Which lines have the string "andra"? Copy all of them from the entries below.
────────
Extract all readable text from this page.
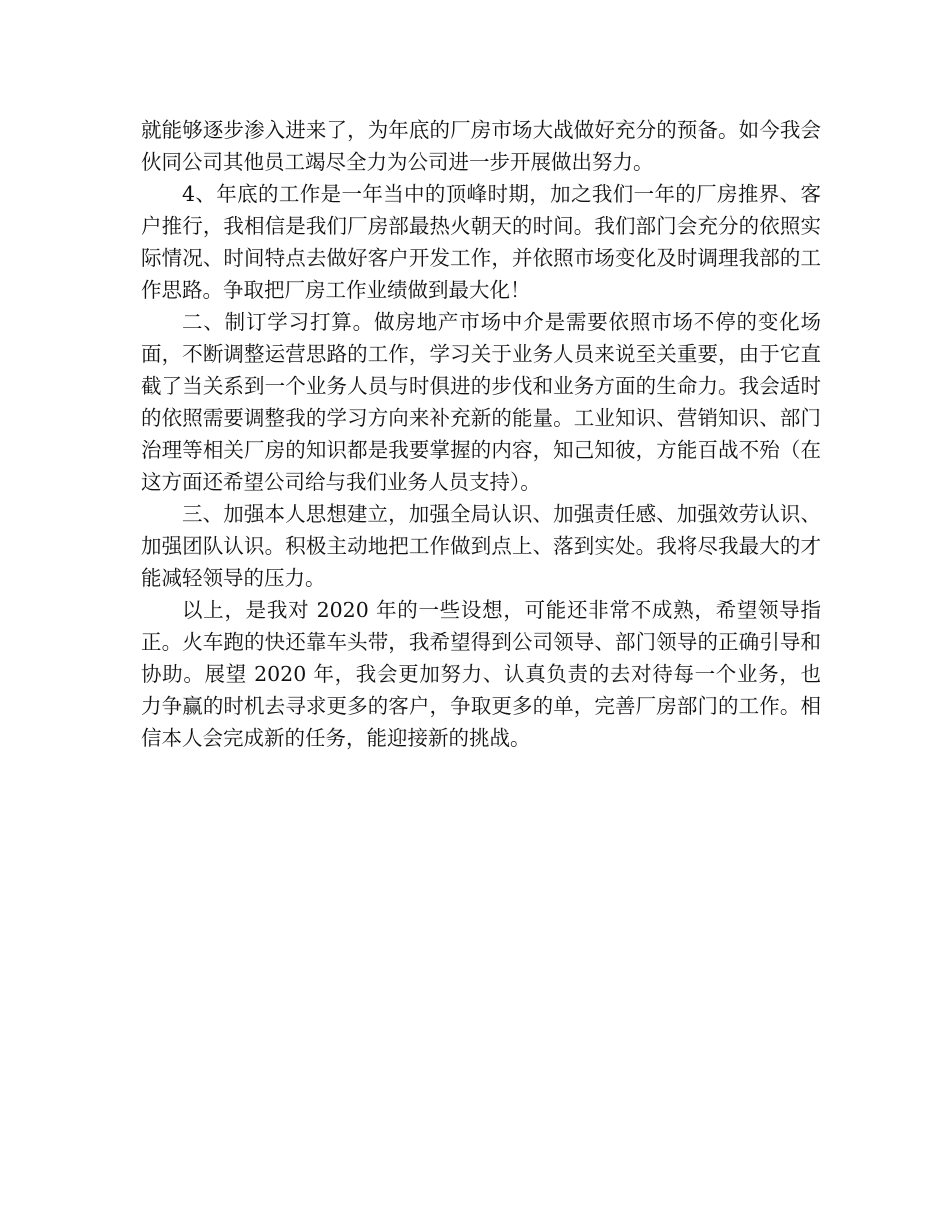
就能够逐步渗入进来了，为年底的厂房市场大战做好充分的预备。如今我会伙同公司其他员工竭尽全力为公司进一步开展做出努力。

4、年底的工作是一年当中的顶峰时期，加之我们一年的厂房推界、客户推行，我相信是我们厂房部最热火朝天的时间。我们部门会充分的依照实际情况、时间特点去做好客户开发工作，并依照市场变化及时调理我部的工作思路。争取把厂房工作业绩做到最大化！

二、制订学习打算。做房地产市场中介是需要依照市场不停的变化场面，不断调整运营思路的工作，学习关于业务人员来说至关重要，由于它直截了当关系到一个业务人员与时俱进的步伐和业务方面的生命力。我会适时的依照需要调整我的学习方向来补充新的能量。工业知识、营销知识、部门治理等相关厂房的知识都是我要掌握的内容，知己知彼，方能百战不殆（在这方面还希望公司给与我们业务人员支持）。

三、加强本人思想建立，加强全局认识、加强责任感、加强效劳认识、加强团队认识。积极主动地把工作做到点上、落到实处。我将尽我最大的才能减轻领导的压力。

以上，是我对 2020 年的一些设想，可能还非常不成熟，希望领导指正。火车跑的快还靠车头带，我希望得到公司领导、部门领导的正确引导和协助。展望 2020 年，我会更加努力、认真负责的去对待每一个业务，也力争赢的时机去寻求更多的客户，争取更多的单，完善厂房部门的工作。相信本人会完成新的任务，能迎接新的挑战。
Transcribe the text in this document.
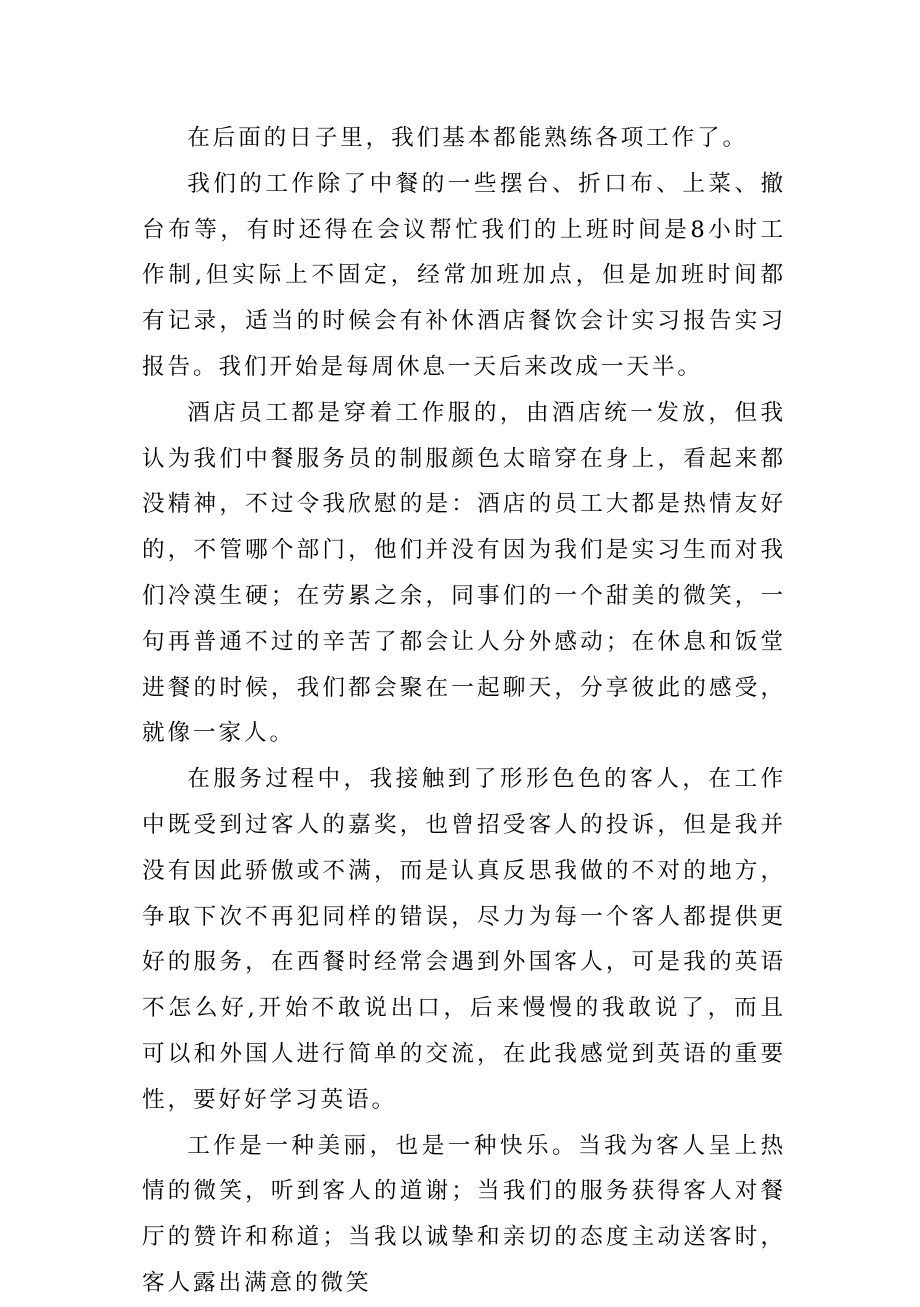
在后面的日子里，我们基本都能熟练各项工作了。

我们的工作除了中餐的一些摆台、折口布、上菜、撤台布等，有时还得在会议帮忙我们的上班时间是8小时工作制,但实际上不固定，经常加班加点，但是加班时间都有记录，适当的时候会有补休酒店餐饮会计实习报告实习报告。我们开始是每周休息一天后来改成一天半。

酒店员工都是穿着工作服的，由酒店统一发放，但我认为我们中餐服务员的制服颜色太暗穿在身上，看起来都没精神，不过令我欣慰的是：酒店的员工大都是热情友好的，不管哪个部门，他们并没有因为我们是实习生而对我们冷漠生硬；在劳累之余，同事们的一个甜美的微笑，一句再普通不过的辛苦了都会让人分外感动；在休息和饭堂进餐的时候，我们都会聚在一起聊天，分享彼此的感受，就像一家人。

在服务过程中，我接触到了形形色色的客人，在工作中既受到过客人的嘉奖，也曾招受客人的投诉，但是我并没有因此骄傲或不满，而是认真反思我做的不对的地方，争取下次不再犯同样的错误，尽力为每一个客人都提供更好的服务，在西餐时经常会遇到外国客人，可是我的英语不怎么好,开始不敢说出口，后来慢慢的我敢说了，而且可以和外国人进行简单的交流，在此我感觉到英语的重要性，要好好学习英语。

工作是一种美丽，也是一种快乐。当我为客人呈上热情的微笑，听到客人的道谢；当我们的服务获得客人对餐厅的赞许和称道；当我以诚挚和亲切的态度主动送客时，客人露出满意的微笑
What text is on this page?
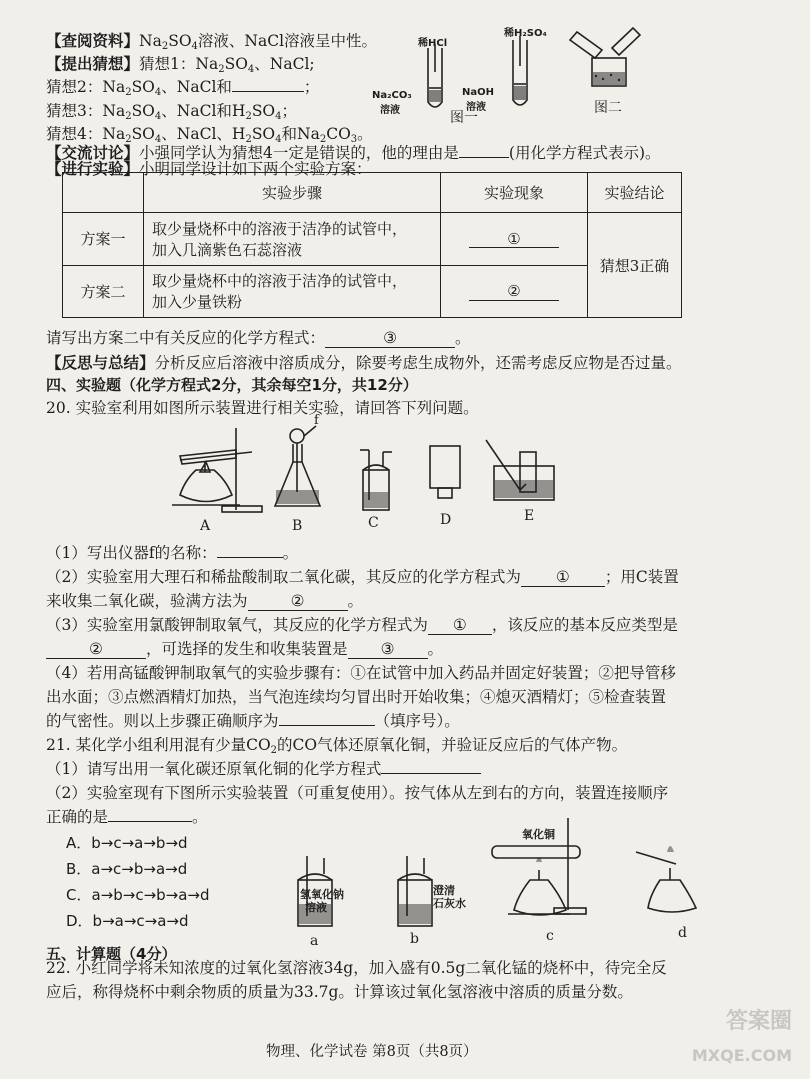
【查阅资料】$Na_2SO_4$溶液、NaCl溶液呈中性。
【提出猜想】猜想1：$Na_2SO_4$、NaCl;
猜想2：$Na_2SO_4$、NaCl和	；
猜想3：$Na_2SO_4$、NaCl和$H_2SO_4$；
猜想4：$Na_2SO_4$、NaCl、$H_2SO_4$和$Na_2CO_3$。
稀HCl
稀H₂SO₄
Na₂CO₃
溶液
NaOH
溶液
图一
图二
【交流讨论】小强同学认为猜想4一定是错误的，他的理由是	(用化学方程式表示)。
【进行实验】小明同学设计如下两个实验方案：
	实验步骤	实验现象	实验结论
方案一	取少量烧杯中的溶液于洁净的试管中，
加入几滴紫色石蕊溶液	①	猜想3正确
方案二	取少量烧杯中的溶液于洁净的试管中，
加入少量铁粉	②	
请写出方案二中有关反应的化学方程式：	③	。
【反思与总结】分析反应后溶液中溶质成分，除要考虑生成物外，还需考虑反应物是否过量。
四、实验题（化学方程式2分，其余每空1分，共12分）
20. 实验室利用如图所示装置进行相关实验，请回答下列问题。
f
A	B	C	D	E
（1）写出仪器f的名称：	。
（2）实验室用大理石和稀盐酸制取二氧化碳，其反应的化学方程式为 ① ；用C装置
来收集二氧化碳，验满方法为	②	。
（3）实验室用氯酸钾制取氧气，其反应的化学方程式为 ① ，该反应的基本反应类型是
②	，可选择的发生和收集装置是 ③ 。
（4）若用高锰酸钾制取氧气的实验步骤有：①在试管中加入药品并固定好装置；②把导管移
出水面；③点燃酒精灯加热，当气泡连续均匀冒出时开始收集；④熄灭酒精灯；⑤检查装置
的气密性。则以上步骤正确顺序为	（填序号）。
21. 某化学小组利用混有少量$CO_2$的CO气体还原氧化铜，并验证反应后的气体产物。
（1）请写出用一氧化碳还原氧化铜的化学方程式
（2）实验室现有下图所示实验装置（可重复使用）。按气体从左到右的方向，装置连接顺序
正确的是	。
A．b→c→a→b→d
B．a→c→b→a→d
C．a→b→c→b→a→d
D．b→a→c→a→d
氢氧化钠
溶液
澄清
石灰水
氧化铜
a	b	c	d
五、计算题（4分）
22. 小红同学将未知浓度的过氧化氢溶液34g，加入盛有0.5g二氧化锰的烧杯中，待完全反
应后，称得烧杯中剩余物质的质量为33.7g。计算该过氧化氢溶液中溶质的质量分数。
物理、化学试卷 第8页（共8页）
答案圈
MXQE.COM
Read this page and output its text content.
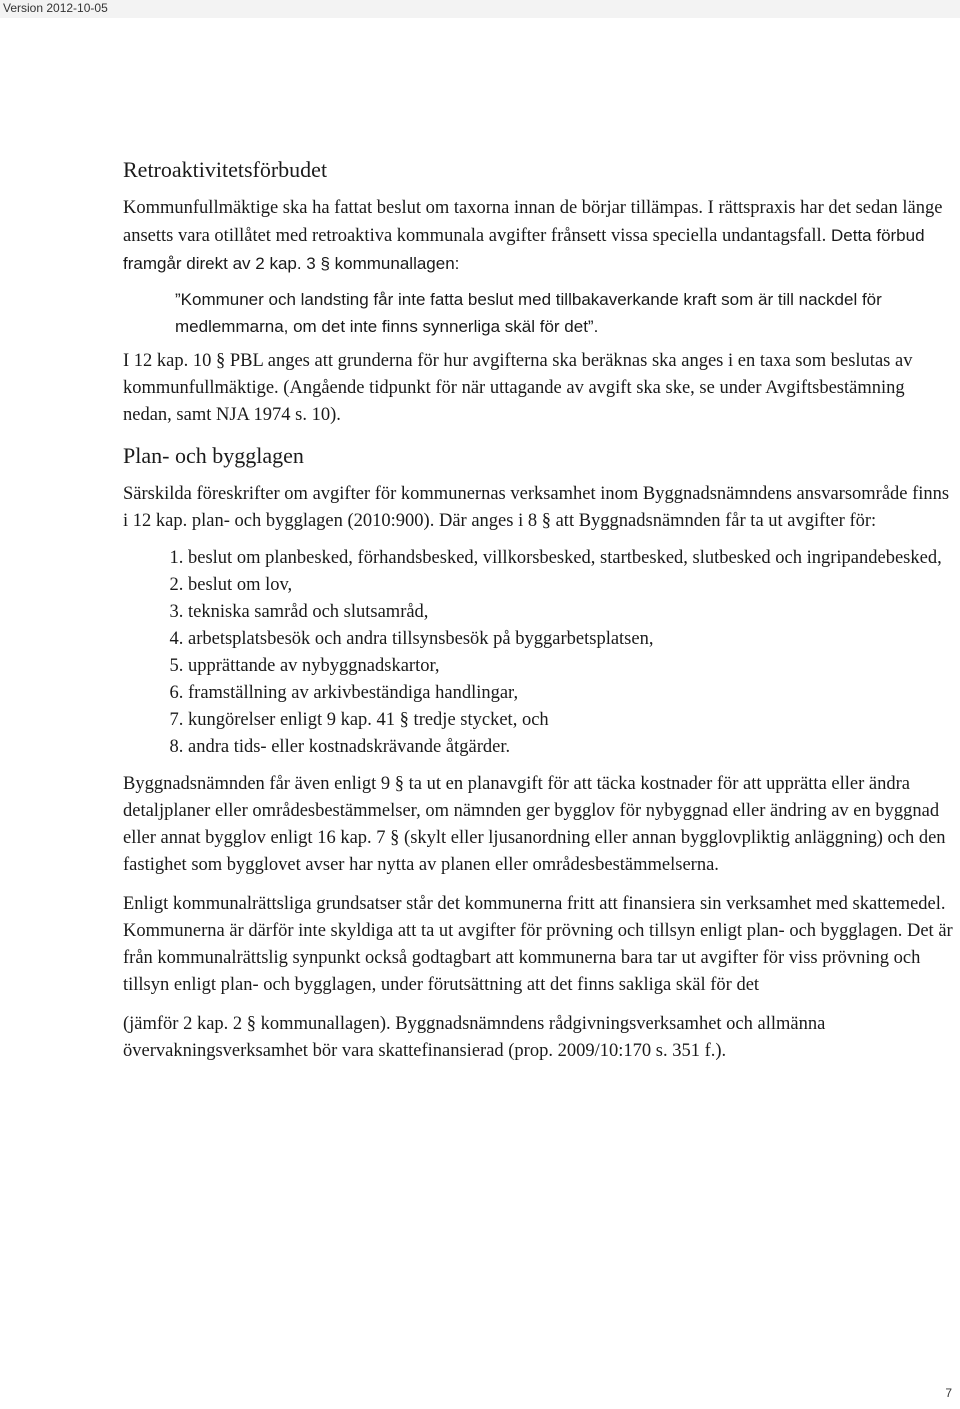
Version 2012-10-05
Retroaktivitetsförbudet

Kommunfullmäktige ska ha fattat beslut om taxorna innan de börjar tillämpas. I rättspraxis har det sedan länge ansetts vara otillåtet med retroaktiva kommunala avgifter frånsett vissa speciella undantagsfall. Detta förbud framgår direkt av 2 kap. 3 § kommunallagen:

”Kommuner och landsting får inte fatta beslut med tillbakaverkande kraft som är till nackdel för medlemmarna, om det inte finns synnerliga skäl för det”.

I 12 kap. 10 § PBL anges att grunderna för hur avgifterna ska beräknas ska anges i en taxa som beslutas av kommunfullmäktige. (Angående tidpunkt för när uttagande av avgift ska ske, se under Avgiftsbestämning nedan, samt NJA 1974 s. 10).

Plan- och bygglagen

Särskilda föreskrifter om avgifter för kommunernas verksamhet inom Byggnadsnämndens ansvarsområde finns i 12 kap. plan- och bygglagen (2010:900). Där anges i 8 § att Byggnadsnämnden får ta ut avgifter för:

1. beslut om planbesked, förhandsbesked, villkorsbesked, startbesked, slutbesked och ingripandebesked,
2. beslut om lov,
3. tekniska samråd och slutsamråd,
4. arbetsplatsbesök och andra tillsynsbesök på byggarbetsplatsen,
5. upprättande av nybyggnadskartor,
6. framställning av arkivbeständiga handlingar,
7. kungörelser enligt 9 kap. 41 § tredje stycket, och
8. andra tids- eller kostnadskrävande åtgärder.

Byggnadsnämnden får även enligt 9 § ta ut en planavgift för att täcka kostnader för att upprätta eller ändra detaljplaner eller områdesbestämmelser, om nämnden ger bygglov för nybyggnad eller ändring av en byggnad eller annat bygglov enligt 16 kap. 7 § (skylt eller ljusanordning eller annan bygglovpliktig anläggning) och den fastighet som bygglovet avser har nytta av planen eller områdesbestämmelserna.

Enligt kommunalrättsliga grundsatser står det kommunerna fritt att finansiera sin verksamhet med skattemedel. Kommunerna är därför inte skyldiga att ta ut avgifter för prövning och tillsyn enligt plan- och bygglagen. Det är från kommunalrättslig synpunkt också godtagbart att kommunerna bara tar ut avgifter för viss prövning och tillsyn enligt plan- och bygglagen, under förutsättning att det finns sakliga skäl för det

(jämför 2 kap. 2 § kommunallagen). Byggnadsnämndens rådgivningsverksamhet och allmänna övervakningsverksamhet bör vara skattefinansierad (prop. 2009/10:170 s. 351 f.).

7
────────
> [Written response]
4. arbetsplatsbesök och andra tillsynsbesök på byggarbetsplatsen,
8. andra tids- eller kostnadskrävande åtgärder.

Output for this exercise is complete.